Direction
Quote the entries in full, character for character, without their images.

>> begin Provided material

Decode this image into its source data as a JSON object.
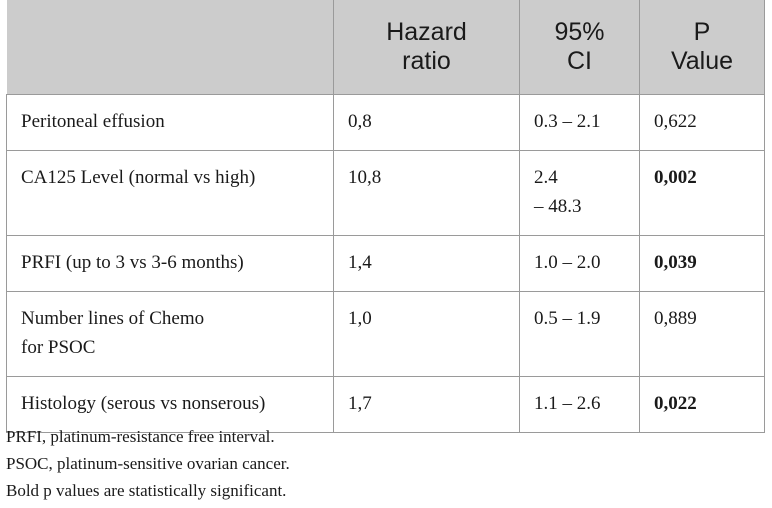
{
  "table": {
    "headers": [
      "",
      "Hazard\nratio",
      "95%\nCI",
      "P\nValue"
    ],
    "rows": [
      {
        "variable": "Peritoneal effusion",
        "hr": "0,8",
        "ci": "0.3 – 2.1",
        "p": "0,622",
        "bold": false
      },
      {
        "variable": "CA125 Level (normal vs high)",
        "hr": "10,8",
        "ci": "2.4\n– 48.3",
        "p": "0,002",
        "bold": true
      },
      {
        "variable": "PRFI (up to 3 vs 3-6 months)",
        "hr": "1,4",
        "ci": "1.0 – 2.0",
        "p": "0,039",
        "bold": true
      },
      {
        "variable": "Number lines of Chemo\nfor PSOC",
        "hr": "1,0",
        "ci": "0.5 – 1.9",
        "p": "0,889",
        "bold": false
      },
      {
        "variable": "Histology (serous vs nonserous)",
        "hr": "1,7",
        "ci": "1.1 – 2.6",
        "p": "0,022",
        "bold": true
      }
    ]
  },
  "notes": [
    "PRFI, platinum-resistance free interval.",
    "PSOC, platinum-sensitive ovarian cancer.",
    "Bold p values are statistically significant."
  ],
  "colors": {
    "header_bg": "#cccccc",
    "border": "#9a9a9a",
    "text": "#1a1a1a"
  }
}
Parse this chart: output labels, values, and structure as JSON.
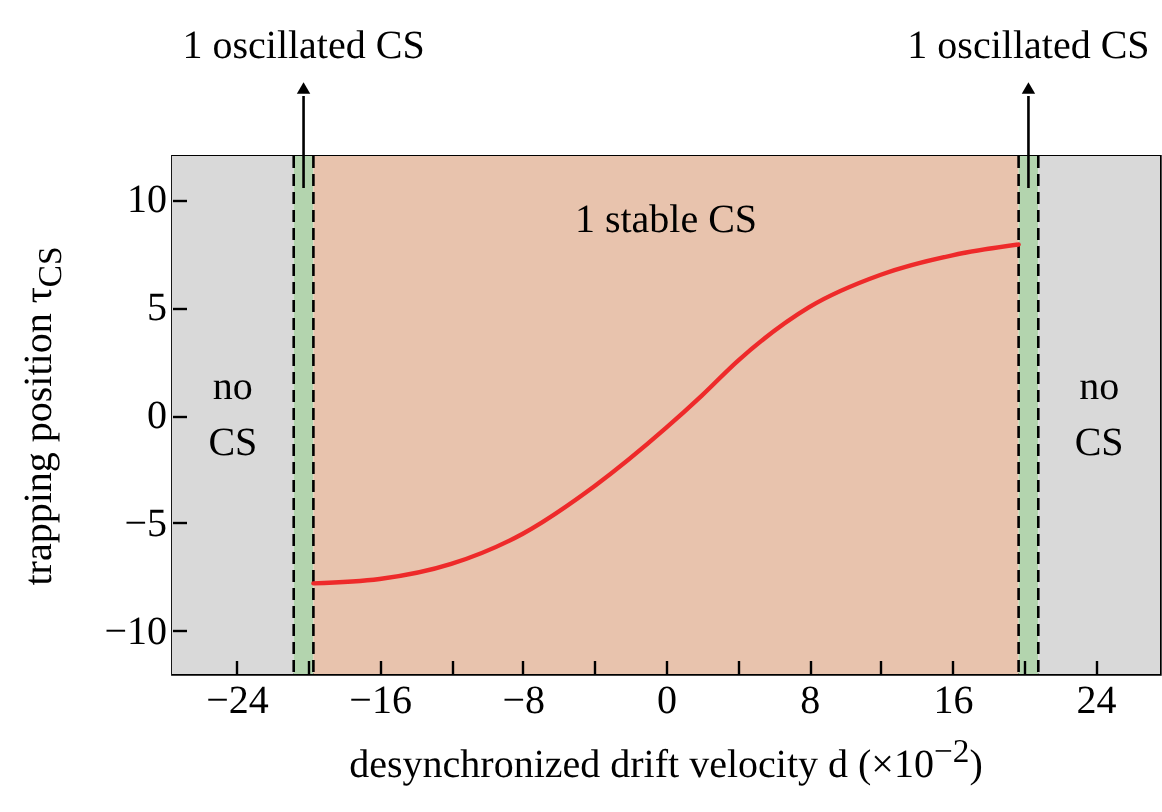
{
  "chart_data": {
    "type": "line",
    "xlabel": "desynchronized drift velocity d (×10$^{−2}$)",
    "ylabel": "trapping position τ$_{CS}$",
    "x": [
      -19.7,
      -16,
      -12,
      -8,
      -4,
      0,
      2,
      4,
      8,
      12,
      16,
      19.7
    ],
    "series": [
      {
        "color": "#ee2a2a",
        "values": [
          -7.8,
          -7.6,
          -6.9,
          -5.5,
          -3.3,
          -0.6,
          0.9,
          2.5,
          5.0,
          6.5,
          7.4,
          7.9
        ]
      }
    ],
    "xlim": [
      -27.6,
      27.6
    ],
    "ylim": [
      -12,
      12
    ],
    "xticks": [
      -24,
      {
        "value": -20,
        "label": null
      },
      -16,
      {
        "value": -12,
        "label": null
      },
      -8,
      {
        "value": -4,
        "label": null
      },
      0,
      {
        "value": 4,
        "label": null
      },
      8,
      {
        "value": 12,
        "label": null
      },
      16,
      {
        "value": 20,
        "label": null
      },
      24
    ],
    "yticks": [
      -10,
      -5,
      0,
      5,
      10
    ],
    "bands": [
      {
        "axis": "x",
        "from": -27.6,
        "to": -20.8,
        "label": "no\nCS",
        "color": "#d9d9d9"
      },
      {
        "axis": "x",
        "from": -20.8,
        "to": -19.7,
        "label": "1 oscillated CS",
        "color": "#b3d4ae"
      },
      {
        "axis": "x",
        "from": -19.7,
        "to": 19.7,
        "label": "1 stable CS",
        "color": "#e8c3ad"
      },
      {
        "axis": "x",
        "from": 19.7,
        "to": 20.8,
        "label": "1 oscillated CS",
        "color": "#b3d4ae"
      },
      {
        "axis": "x",
        "from": 20.8,
        "to": 27.6,
        "label": "no\nCS",
        "color": "#d9d9d9"
      }
    ],
    "grid": false
  }
}
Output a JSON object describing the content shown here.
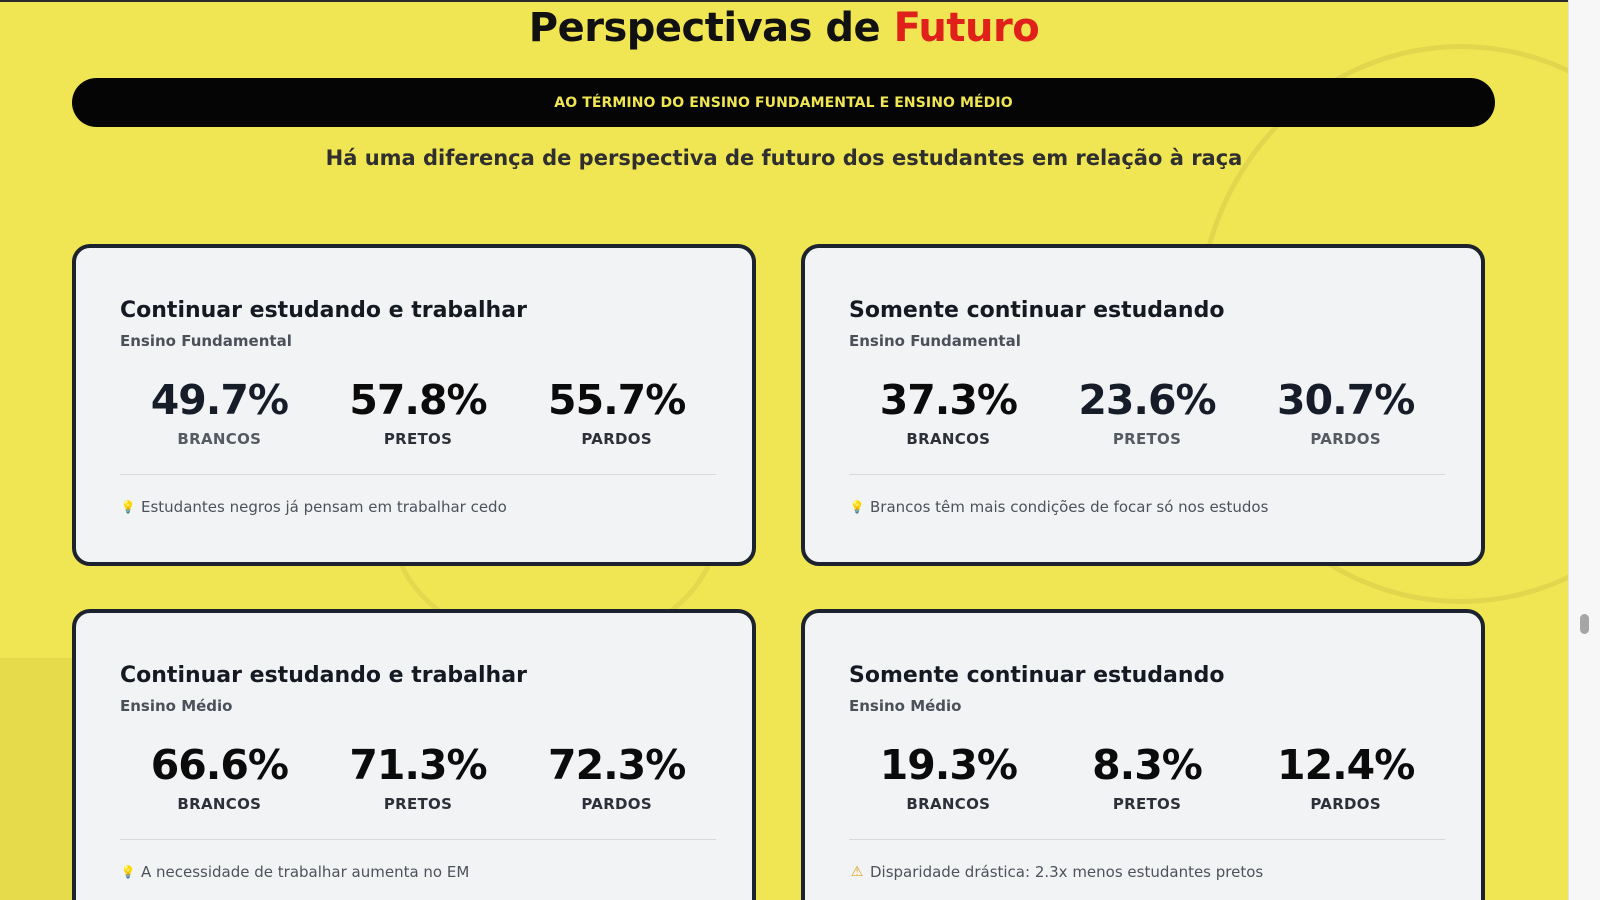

>> end Provided material

Written solution
Decode this image into its source data as a JSON object.
{
  "table": {
    "headers": [
      "",
      "Hazard\nratio",
      "95%\nCI",
      "P\nValue"
    ],
    "rows": [
      {
        "variable": "Peritoneal effusion",
        "hr": "0,8",
        "ci": "0.3 – 2.1",
        "p": "0,622",
        "bold": false
      },
      {
        "variable": "CA125 Level (normal vs high)",
        "hr": "10,8",
        "ci": "2.4\n– 48.3",
        "p": "0,002",
        "bold": true
      },
      {
        "variable": "PRFI (up to 3 vs 3-6 months)",
        "hr": "1,4",
        "ci": "1.0 – 2.0",
        "p": "0,039",
        "bold": true
      },
      {
        "variable": "Number lines of Chemo\nfor PSOC",
        "hr": "1,0",
        "ci": "0.5 – 1.9",
        "p": "0,889",
        "bold": false
      },
      {
        "variable": "Histology (serous vs nonserous)",
        "hr": "1,7",
        "ci": "1.1 – 2.6",
        "p": "0,022",
        "bold": true
      }
    ]
  },
  "notes": [
    "PRFI, platinum-resistance free interval.",
    "PSOC, platinum-sensitive ovarian cancer.",
    "Bold p values are statistically significant."
  ],
  "colors": {
    "header_bg": "#cccccc",
    "border": "#9a9a9a",
    "text": "#1a1a1a"
  }
}
Parse this chart: output labels, values, and structure as JSON.
{
  "chart_data": {
    "type": "line",
    "xlabel": "desynchronized drift velocity d (×10$^{−2}$)",
    "ylabel": "trapping position τ$_{CS}$",
    "x": [
      -19.7,
      -16,
      -12,
      -8,
      -4,
      0,
      2,
      4,
      8,
      12,
      16,
      19.7
    ],
    "series": [
      {
        "color": "#ee2a2a",
        "values": [
          -7.8,
          -7.6,
          -6.9,
          -5.5,
          -3.3,
          -0.6,
          0.9,
          2.5,
          5.0,
          6.5,
          7.4,
          7.9
        ]
      }
    ],
    "xlim": [
      -27.6,
      27.6
    ],
    "ylim": [
      -12,
      12
    ],
    "xticks": [
      -24,
      {
        "value": -20,
        "label": null
      },
      -16,
      {
        "value": -12,
        "label": null
      },
      -8,
      {
        "value": -4,
        "label": null
      },
      0,
      {
        "value": 4,
        "label": null
      },
      8,
      {
        "value": 12,
        "label": null
      },
      16,
      {
        "value": 20,
        "label": null
      },
      24
    ],
    "yticks": [
      -10,
      -5,
      0,
      5,
      10
    ],
    "bands": [
      {
        "axis": "x",
        "from": -27.6,
        "to": -20.8,
        "label": "no\nCS",
        "color": "#d9d9d9"
      },
      {
        "axis": "x",
        "from": -20.8,
        "to": -19.7,
        "label": "1 oscillated CS",
        "color": "#b3d4ae"
      },
      {
        "axis": "x",
        "from": -19.7,
        "to": 19.7,
        "label": "1 stable CS",
        "color": "#e8c3ad"
      },
      {
        "axis": "x",
        "from": 19.7,
        "to": 20.8,
        "label": "1 oscillated CS",
        "color": "#b3d4ae"
      },
      {
        "axis": "x",
        "from": 20.8,
        "to": 27.6,
        "label": "no\nCS",
        "color": "#d9d9d9"
      }
    ],
    "grid": false
  }
}
Output a JSON object describing the content shown here.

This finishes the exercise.